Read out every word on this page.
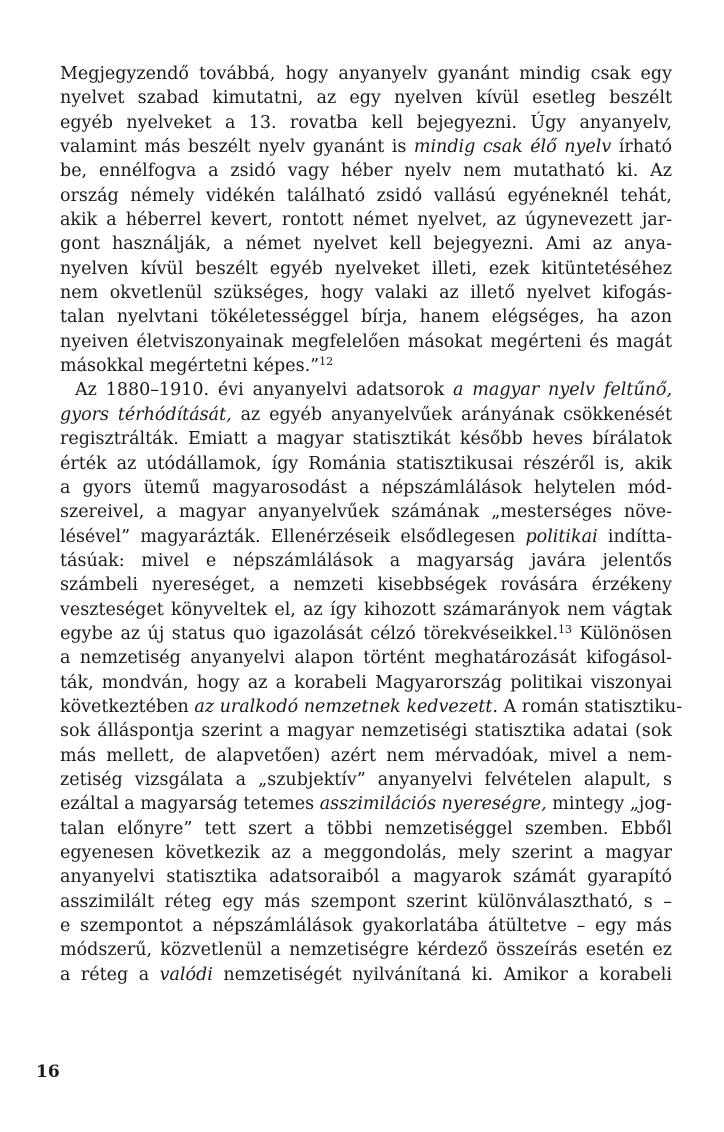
Megjegyzendő továbbá, hogy anyanyelv gyanánt mindig csak egy
nyelvet szabad kimutatni, az egy nyelven kívül esetleg beszélt
egyéb nyelveket a 13. rovatba kell bejegyezni. Úgy anyanyelv,
valamint más beszélt nyelv gyanánt is mindig csak élő nyelv írható
be, ennélfogva a zsidó vagy héber nyelv nem mutatható ki. Az
ország némely vidékén található zsidó vallású egyéneknél tehát,
akik a héberrel kevert, rontott német nyelvet, az úgynevezett jar-
gont használják, a német nyelvet kell bejegyezni. Ami az anya-
nyelven kívül beszélt egyéb nyelveket illeti, ezek kitüntetéséhez
nem okvetlenül szükséges, hogy valaki az illető nyelvet kifogás-
talan nyelvtani tökéletességgel bírja, hanem elégséges, ha azon
nyeiven életviszonyainak megfelelően másokat megérteni és magát
másokkal megértetni képes.”$^{12}$
Az 1880–1910. évi anyanyelvi adatsorok a magyar nyelv feltűnő,
gyors térhódítását, az egyéb anyanyelvűek arányának csökkenését
regisztrálták. Emiatt a magyar statisztikát később heves bírálatok
érték az utódállamok, így Románia statisztikusai részéről is, akik
a gyors ütemű magyarosodást a népszámlálások helytelen mód-
szereivel, a magyar anyanyelvűek számának „mesterséges növe-
lésével” magyarázták. Ellenérzéseik elsődlegesen politikai indítta-
tásúak: mivel e népszámlálások a magyarság javára jelentős
számbeli nyereséget, a nemzeti kisebbségek rovására érzékeny
veszteséget könyveltek el, az így kihozott számarányok nem vágtak
egybe az új status quo igazolását célzó törekvéseikkel.$^{13}$ Különösen
a nemzetiség anyanyelvi alapon történt meghatározását kifogásol-
ták, mondván, hogy az a korabeli Magyarország politikai viszonyai
következtében az uralkodó nemzetnek kedvezett. A román statisztiku-
sok álláspontja szerint a magyar nemzetiségi statisztika adatai (sok
más mellett, de alapvetően) azért nem mérvadóak, mivel a nem-
zetiség vizsgálata a „szubjektív” anyanyelvi felvételen alapult, s
ezáltal a magyarság tetemes asszimilációs nyereségre, mintegy „jog-
talan előnyre” tett szert a többi nemzetiséggel szemben. Ebből
egyenesen következik az a meggondolás, mely szerint a magyar
anyanyelvi statisztika adatsoraiból a magyarok számát gyarapító
asszimilált réteg egy más szempont szerint különválasztható, s –
e szempontot a népszámlálások gyakorlatába átültetve – egy más
módszerű, közvetlenül a nemzetiségre kérdező összeírás esetén ez
a réteg a valódi nemzetiségét nyilvánítaná ki. Amikor a korabeli
16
--------------------------------
Leave out the pictures and print every line of the data exactly.

Read out every word on this page.
Megjegyzendő továbbá, hogy anyanyelv gyanánt mindig csak egy
nyelvet szabad kimutatni, az egy nyelven kívül esetleg beszélt
egyéb nyelveket a 13. rovatba kell bejegyezni. Úgy anyanyelv,
valamint más beszélt nyelv gyanánt is mindig csak élő nyelv írható
be, ennélfogva a zsidó vagy héber nyelv nem mutatható ki. Az
ország némely vidékén található zsidó vallású egyéneknél tehát,
akik a héberrel kevert, rontott német nyelvet, az úgynevezett jar-
gont használják, a német nyelvet kell bejegyezni. Ami az anya-
nyelven kívül beszélt egyéb nyelveket illeti, ezek kitüntetéséhez
nem okvetlenül szükséges, hogy valaki az illető nyelvet kifogás-
talan nyelvtani tökéletességgel bírja, hanem elégséges, ha azon
nyeiven életviszonyainak megfelelően másokat megérteni és magát
másokkal megértetni képes.”$^{12}$
Az 1880–1910. évi anyanyelvi adatsorok a magyar nyelv feltűnő,
gyors térhódítását, az egyéb anyanyelvűek arányának csökkenését
regisztrálták. Emiatt a magyar statisztikát később heves bírálatok
érték az utódállamok, így Románia statisztikusai részéről is, akik
a gyors ütemű magyarosodást a népszámlálások helytelen mód-
szereivel, a magyar anyanyelvűek számának „mesterséges növe-
lésével” magyarázták. Ellenérzéseik elsődlegesen politikai indítta-
tásúak: mivel e népszámlálások a magyarság javára jelentős
számbeli nyereséget, a nemzeti kisebbségek rovására érzékeny
veszteséget könyveltek el, az így kihozott számarányok nem vágtak
egybe az új status quo igazolását célzó törekvéseikkel.$^{13}$ Különösen
a nemzetiség anyanyelvi alapon történt meghatározását kifogásol-
ták, mondván, hogy az a korabeli Magyarország politikai viszonyai
következtében az uralkodó nemzetnek kedvezett. A román statisztiku-
sok álláspontja szerint a magyar nemzetiségi statisztika adatai (sok
más mellett, de alapvetően) azért nem mérvadóak, mivel a nem-
zetiség vizsgálata a „szubjektív” anyanyelvi felvételen alapult, s
ezáltal a magyarság tetemes asszimilációs nyereségre, mintegy „jog-
talan előnyre” tett szert a többi nemzetiséggel szemben. Ebből
egyenesen következik az a meggondolás, mely szerint a magyar
anyanyelvi statisztika adatsoraiból a magyarok számát gyarapító
asszimilált réteg egy más szempont szerint különválasztható, s –
e szempontot a népszámlálások gyakorlatába átültetve – egy más
módszerű, közvetlenül a nemzetiségre kérdező összeírás esetén ez
a réteg a valódi nemzetiségét nyilvánítaná ki. Amikor a korabeli
16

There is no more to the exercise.